### THE PROBLEM
How many lines of these entries hold the string "document"? Answer with the number alone.

## BEGIN RECORD EXTRACTS

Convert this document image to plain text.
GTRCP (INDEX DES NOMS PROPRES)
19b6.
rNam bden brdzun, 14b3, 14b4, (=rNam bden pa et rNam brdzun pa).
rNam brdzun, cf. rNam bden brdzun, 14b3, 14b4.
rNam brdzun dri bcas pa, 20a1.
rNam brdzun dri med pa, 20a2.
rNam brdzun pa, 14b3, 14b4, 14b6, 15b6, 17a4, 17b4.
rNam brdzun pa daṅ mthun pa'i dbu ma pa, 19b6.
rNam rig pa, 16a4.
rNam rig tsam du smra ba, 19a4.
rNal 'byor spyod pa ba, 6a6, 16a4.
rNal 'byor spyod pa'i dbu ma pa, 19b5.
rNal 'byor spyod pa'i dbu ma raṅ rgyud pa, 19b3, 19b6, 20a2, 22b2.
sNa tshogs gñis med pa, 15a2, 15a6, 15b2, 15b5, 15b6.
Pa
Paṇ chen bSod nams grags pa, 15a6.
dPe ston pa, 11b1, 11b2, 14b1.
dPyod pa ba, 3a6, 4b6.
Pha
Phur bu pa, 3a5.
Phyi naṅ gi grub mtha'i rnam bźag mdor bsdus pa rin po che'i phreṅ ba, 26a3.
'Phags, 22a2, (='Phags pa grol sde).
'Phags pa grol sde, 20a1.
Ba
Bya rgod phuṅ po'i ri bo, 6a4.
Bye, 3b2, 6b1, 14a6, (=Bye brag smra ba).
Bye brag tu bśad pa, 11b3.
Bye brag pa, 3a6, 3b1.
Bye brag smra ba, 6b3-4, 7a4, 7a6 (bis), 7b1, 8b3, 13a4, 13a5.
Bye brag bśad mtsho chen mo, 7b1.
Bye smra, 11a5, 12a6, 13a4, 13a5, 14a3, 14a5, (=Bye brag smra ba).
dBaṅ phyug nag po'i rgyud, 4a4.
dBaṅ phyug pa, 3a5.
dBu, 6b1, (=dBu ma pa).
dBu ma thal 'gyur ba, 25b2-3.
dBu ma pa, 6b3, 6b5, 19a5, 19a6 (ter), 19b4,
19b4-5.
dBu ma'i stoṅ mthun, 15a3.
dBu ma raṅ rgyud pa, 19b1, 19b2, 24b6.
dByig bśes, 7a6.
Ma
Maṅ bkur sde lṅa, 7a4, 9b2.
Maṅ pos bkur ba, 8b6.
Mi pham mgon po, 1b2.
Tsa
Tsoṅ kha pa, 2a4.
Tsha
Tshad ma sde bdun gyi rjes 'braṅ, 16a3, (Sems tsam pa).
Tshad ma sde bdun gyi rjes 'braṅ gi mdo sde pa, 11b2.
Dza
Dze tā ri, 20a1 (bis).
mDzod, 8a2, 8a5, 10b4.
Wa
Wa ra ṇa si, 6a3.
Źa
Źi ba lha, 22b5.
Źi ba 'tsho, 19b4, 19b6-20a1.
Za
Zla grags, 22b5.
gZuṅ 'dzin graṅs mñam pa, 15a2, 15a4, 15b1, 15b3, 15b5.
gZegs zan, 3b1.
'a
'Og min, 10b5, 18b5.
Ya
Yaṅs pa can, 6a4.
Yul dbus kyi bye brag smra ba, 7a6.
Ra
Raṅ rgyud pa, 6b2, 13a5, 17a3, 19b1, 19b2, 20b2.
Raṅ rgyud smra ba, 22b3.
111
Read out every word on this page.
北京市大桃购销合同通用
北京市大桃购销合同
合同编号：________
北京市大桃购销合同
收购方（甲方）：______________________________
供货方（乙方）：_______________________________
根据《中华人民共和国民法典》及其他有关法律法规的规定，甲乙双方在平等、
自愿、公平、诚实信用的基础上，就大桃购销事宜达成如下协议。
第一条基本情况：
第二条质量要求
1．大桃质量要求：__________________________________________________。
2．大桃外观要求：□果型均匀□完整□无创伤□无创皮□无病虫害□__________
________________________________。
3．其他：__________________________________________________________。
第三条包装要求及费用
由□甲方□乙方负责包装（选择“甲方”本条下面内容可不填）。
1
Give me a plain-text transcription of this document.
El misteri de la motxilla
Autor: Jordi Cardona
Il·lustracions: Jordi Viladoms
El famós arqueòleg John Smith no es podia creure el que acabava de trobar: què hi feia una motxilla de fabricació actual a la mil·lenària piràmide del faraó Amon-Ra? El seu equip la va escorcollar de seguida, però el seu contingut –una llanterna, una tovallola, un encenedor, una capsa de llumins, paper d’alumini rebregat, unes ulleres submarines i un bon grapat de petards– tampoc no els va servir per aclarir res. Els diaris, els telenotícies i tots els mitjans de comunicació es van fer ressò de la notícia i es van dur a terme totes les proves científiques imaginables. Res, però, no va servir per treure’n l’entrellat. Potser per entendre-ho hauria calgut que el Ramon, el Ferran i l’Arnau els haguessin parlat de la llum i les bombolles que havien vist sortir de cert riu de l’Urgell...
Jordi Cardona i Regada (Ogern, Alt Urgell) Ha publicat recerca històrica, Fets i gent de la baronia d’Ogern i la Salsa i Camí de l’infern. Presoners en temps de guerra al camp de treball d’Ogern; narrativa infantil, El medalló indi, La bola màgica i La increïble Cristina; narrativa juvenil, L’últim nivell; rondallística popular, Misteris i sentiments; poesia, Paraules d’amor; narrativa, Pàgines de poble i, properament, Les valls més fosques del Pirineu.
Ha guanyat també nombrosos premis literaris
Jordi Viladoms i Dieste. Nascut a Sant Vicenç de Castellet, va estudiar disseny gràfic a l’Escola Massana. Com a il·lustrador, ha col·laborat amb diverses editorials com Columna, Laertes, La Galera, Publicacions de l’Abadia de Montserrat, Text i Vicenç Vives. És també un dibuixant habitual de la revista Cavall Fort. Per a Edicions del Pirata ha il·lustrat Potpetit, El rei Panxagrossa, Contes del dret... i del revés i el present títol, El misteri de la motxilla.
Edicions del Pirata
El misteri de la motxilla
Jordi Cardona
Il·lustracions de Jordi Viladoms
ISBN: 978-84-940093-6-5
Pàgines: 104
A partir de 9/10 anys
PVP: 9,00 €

## END RECORD EXTRACTS

### SOLUTION
2